What this task involves:
Word for word, transcribe the lines below and drop the pictures.
======== Entries
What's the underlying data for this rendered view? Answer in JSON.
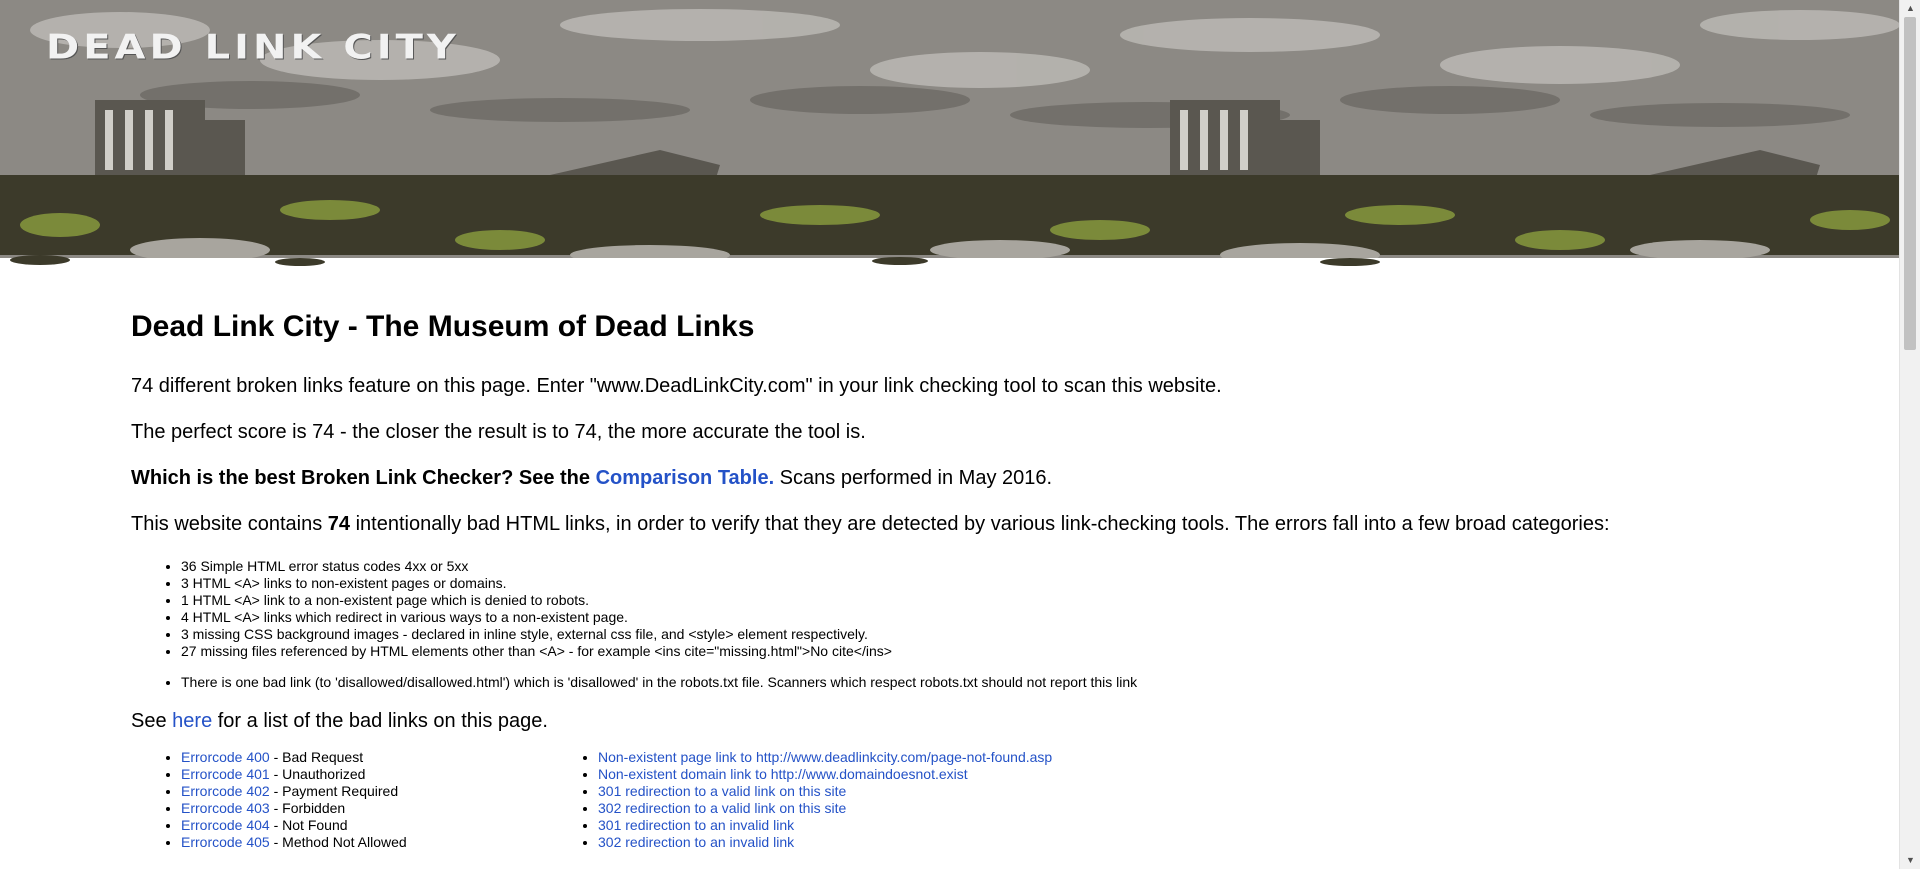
{
  "header": {
    "logo": "DEAD LINK CITY"
  },
  "main": {
    "title": "Dead Link City - The Museum of Dead Links",
    "p1": "74 different broken links feature on this page. Enter \"www.DeadLinkCity.com\" in your link checking tool to scan this website.",
    "p2": "The perfect score is 74 - the closer the result is to 74, the more accurate the tool is.",
    "p3_bold": "Which is the best Broken Link Checker? See the",
    "p3_link": "Comparison Table.",
    "p3_tail": " Scans performed in May 2016.",
    "p4_a": "This website contains ",
    "p4_bold": "74",
    "p4_b": " intentionally bad HTML links, in order to verify that they are detected by various link-checking tools. The errors fall into a few broad categories:",
    "categories": [
      "36 Simple HTML error status codes 4xx or 5xx",
      "3 HTML <A> links to non-existent pages or domains.",
      "1 HTML <A> link to a non-existent page which is denied to robots.",
      "4 HTML <A> links which redirect in various ways to a non-existent page.",
      "3 missing CSS background images - declared in inline style, external css file, and <style> element respectively.",
      "27 missing files referenced by HTML elements other than <A> - for example <ins cite=\"missing.html\">No cite</ins>"
    ],
    "note": "There is one bad link (to 'disallowed/disallowed.html') which is 'disallowed' in the robots.txt file. Scanners which respect robots.txt should not report this link",
    "see_a": "See ",
    "see_link": "here",
    "see_b": " for a list of the bad links on this page.",
    "errorcodes": [
      {
        "link": "Errorcode 400",
        "desc": " - Bad Request"
      },
      {
        "link": "Errorcode 401",
        "desc": " - Unauthorized"
      },
      {
        "link": "Errorcode 402",
        "desc": " - Payment Required"
      },
      {
        "link": "Errorcode 403",
        "desc": " - Forbidden"
      },
      {
        "link": "Errorcode 404",
        "desc": " - Not Found"
      },
      {
        "link": "Errorcode 405",
        "desc": " - Method Not Allowed"
      }
    ],
    "other_links": [
      "Non-existent page link to http://www.deadlinkcity.com/page-not-found.asp",
      "Non-existent domain link to http://www.domaindoesnot.exist",
      "301 redirection to a valid link on this site",
      "302 redirection to a valid link on this site",
      "301 redirection to an invalid link",
      "302 redirection to an invalid link"
    ]
  },
  "colors": {
    "link": "#2452c7",
    "sky": "#8a8782",
    "ground": "#3c3a2a"
  }
}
================
The answer:
What's the underlying data for this rendered view? Answer in JSON.
{
  "header": {
    "logo": "DEAD LINK CITY"
  },
  "main": {
    "title": "Dead Link City - The Museum of Dead Links",
    "p1": "74 different broken links feature on this page. Enter \"www.DeadLinkCity.com\" in your link checking tool to scan this website.",
    "p2": "The perfect score is 74 - the closer the result is to 74, the more accurate the tool is.",
    "p3_bold": "Which is the best Broken Link Checker? See the",
    "p3_link": "Comparison Table.",
    "p3_tail": " Scans performed in May 2016.",
    "p4_a": "This website contains ",
    "p4_bold": "74",
    "p4_b": " intentionally bad HTML links, in order to verify that they are detected by various link-checking tools. The errors fall into a few broad categories:",
    "categories": [
      "36 Simple HTML error status codes 4xx or 5xx",
      "3 HTML <A> links to non-existent pages or domains.",
      "1 HTML <A> link to a non-existent page which is denied to robots.",
      "4 HTML <A> links which redirect in various ways to a non-existent page.",
      "3 missing CSS background images - declared in inline style, external css file, and <style> element respectively.",
      "27 missing files referenced by HTML elements other than <A> - for example <ins cite=\"missing.html\">No cite</ins>"
    ],
    "note": "There is one bad link (to 'disallowed/disallowed.html') which is 'disallowed' in the robots.txt file. Scanners which respect robots.txt should not report this link",
    "see_a": "See ",
    "see_link": "here",
    "see_b": " for a list of the bad links on this page.",
    "errorcodes": [
      {
        "link": "Errorcode 400",
        "desc": " - Bad Request"
      },
      {
        "link": "Errorcode 401",
        "desc": " - Unauthorized"
      },
      {
        "link": "Errorcode 402",
        "desc": " - Payment Required"
      },
      {
        "link": "Errorcode 403",
        "desc": " - Forbidden"
      },
      {
        "link": "Errorcode 404",
        "desc": " - Not Found"
      },
      {
        "link": "Errorcode 405",
        "desc": " - Method Not Allowed"
      }
    ],
    "other_links": [
      "Non-existent page link to http://www.deadlinkcity.com/page-not-found.asp",
      "Non-existent domain link to http://www.domaindoesnot.exist",
      "301 redirection to a valid link on this site",
      "302 redirection to a valid link on this site",
      "301 redirection to an invalid link",
      "302 redirection to an invalid link"
    ]
  },
  "colors": {
    "link": "#2452c7",
    "sky": "#8a8782",
    "ground": "#3c3a2a"
  }
}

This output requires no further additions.